▶ _EXERCISE OBJECTIVE_:
Copy, from the entries below, each line in which the string "frac" appears.

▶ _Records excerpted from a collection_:
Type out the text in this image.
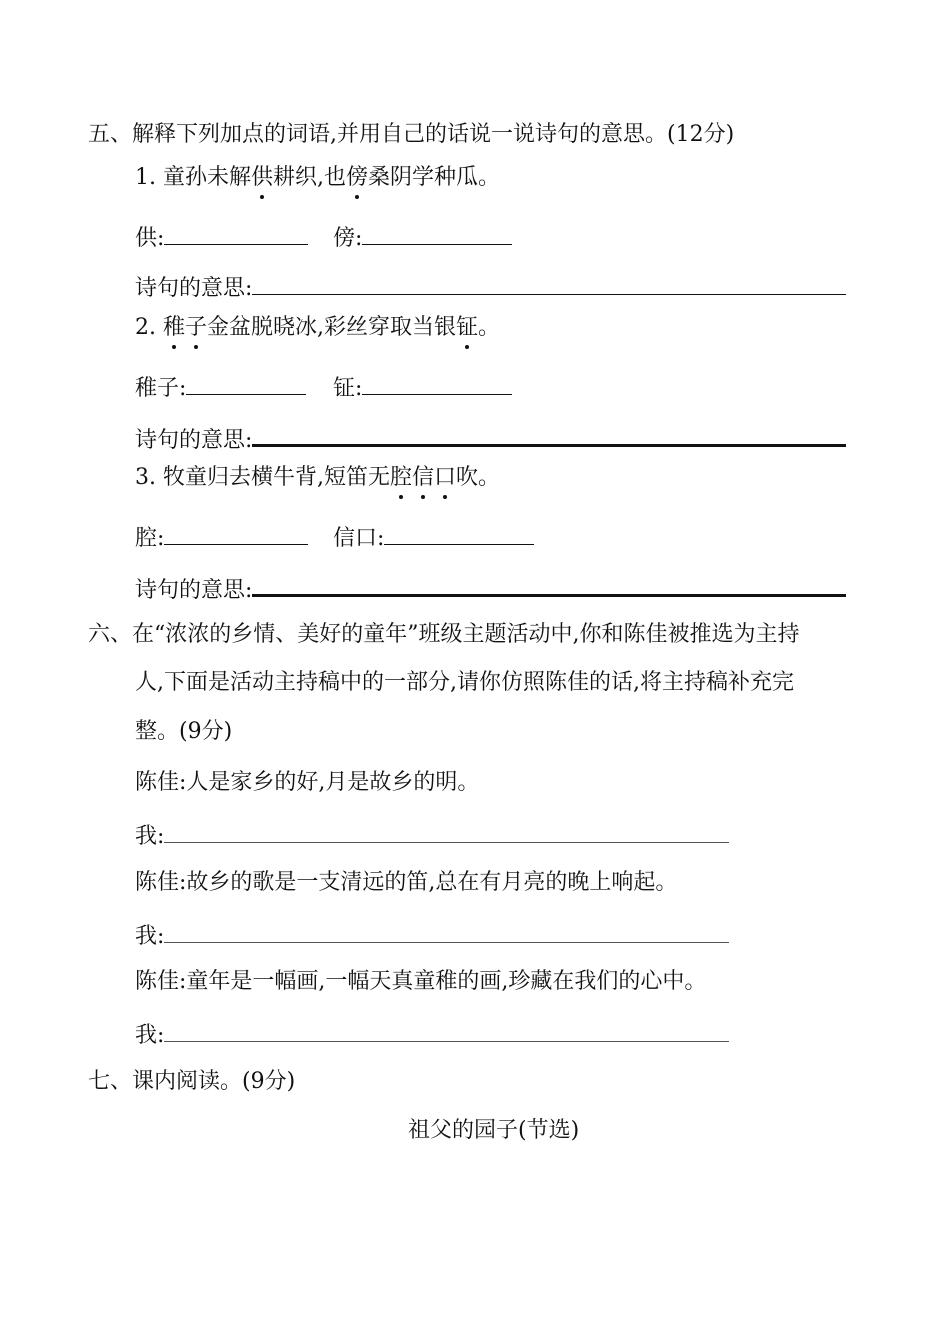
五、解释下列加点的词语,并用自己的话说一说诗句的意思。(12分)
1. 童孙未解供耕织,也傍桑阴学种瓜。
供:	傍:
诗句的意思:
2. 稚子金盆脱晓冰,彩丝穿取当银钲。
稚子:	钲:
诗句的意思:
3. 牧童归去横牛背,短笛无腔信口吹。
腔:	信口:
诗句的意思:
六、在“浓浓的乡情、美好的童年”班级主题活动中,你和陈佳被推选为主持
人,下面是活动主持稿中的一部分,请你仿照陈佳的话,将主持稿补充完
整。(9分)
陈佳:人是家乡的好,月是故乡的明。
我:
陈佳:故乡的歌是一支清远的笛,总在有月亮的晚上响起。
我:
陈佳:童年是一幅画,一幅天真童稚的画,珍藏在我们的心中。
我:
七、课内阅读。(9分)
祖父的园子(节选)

* * *

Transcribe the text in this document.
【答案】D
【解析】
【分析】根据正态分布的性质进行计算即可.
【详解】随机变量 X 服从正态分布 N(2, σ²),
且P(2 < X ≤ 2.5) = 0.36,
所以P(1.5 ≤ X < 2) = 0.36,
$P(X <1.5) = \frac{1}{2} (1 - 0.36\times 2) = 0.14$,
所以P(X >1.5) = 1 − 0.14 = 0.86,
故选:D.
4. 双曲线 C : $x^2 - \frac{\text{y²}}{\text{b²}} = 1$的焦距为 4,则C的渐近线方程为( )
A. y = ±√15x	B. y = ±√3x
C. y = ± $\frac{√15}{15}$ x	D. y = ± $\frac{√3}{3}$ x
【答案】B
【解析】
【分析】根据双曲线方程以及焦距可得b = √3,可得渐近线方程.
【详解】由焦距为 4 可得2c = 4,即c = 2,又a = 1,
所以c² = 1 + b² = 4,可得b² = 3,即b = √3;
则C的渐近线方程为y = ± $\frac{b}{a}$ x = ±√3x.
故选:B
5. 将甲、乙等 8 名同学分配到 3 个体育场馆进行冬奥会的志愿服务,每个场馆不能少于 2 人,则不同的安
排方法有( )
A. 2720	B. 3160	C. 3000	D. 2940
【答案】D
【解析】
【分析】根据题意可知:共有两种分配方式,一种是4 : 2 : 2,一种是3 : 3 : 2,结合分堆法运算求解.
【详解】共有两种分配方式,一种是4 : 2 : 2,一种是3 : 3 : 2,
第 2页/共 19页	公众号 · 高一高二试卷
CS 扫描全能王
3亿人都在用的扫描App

▶ _ANSWER TO THIS TASK_:
$P(X <1.5) = \frac{1}{2} (1 - 0.36\times 2) = 0.14$,
4. 双曲线 C : $x^2 - \frac{\text{y²}}{\text{b²}} = 1$的焦距为 4,则C的渐近线方程为( )
C. y = ± $\frac{√15}{15}$ x	D. y = ± $\frac{√3}{3}$ x
则C的渐近线方程为y = ± $\frac{b}{a}$ x = ±√3x.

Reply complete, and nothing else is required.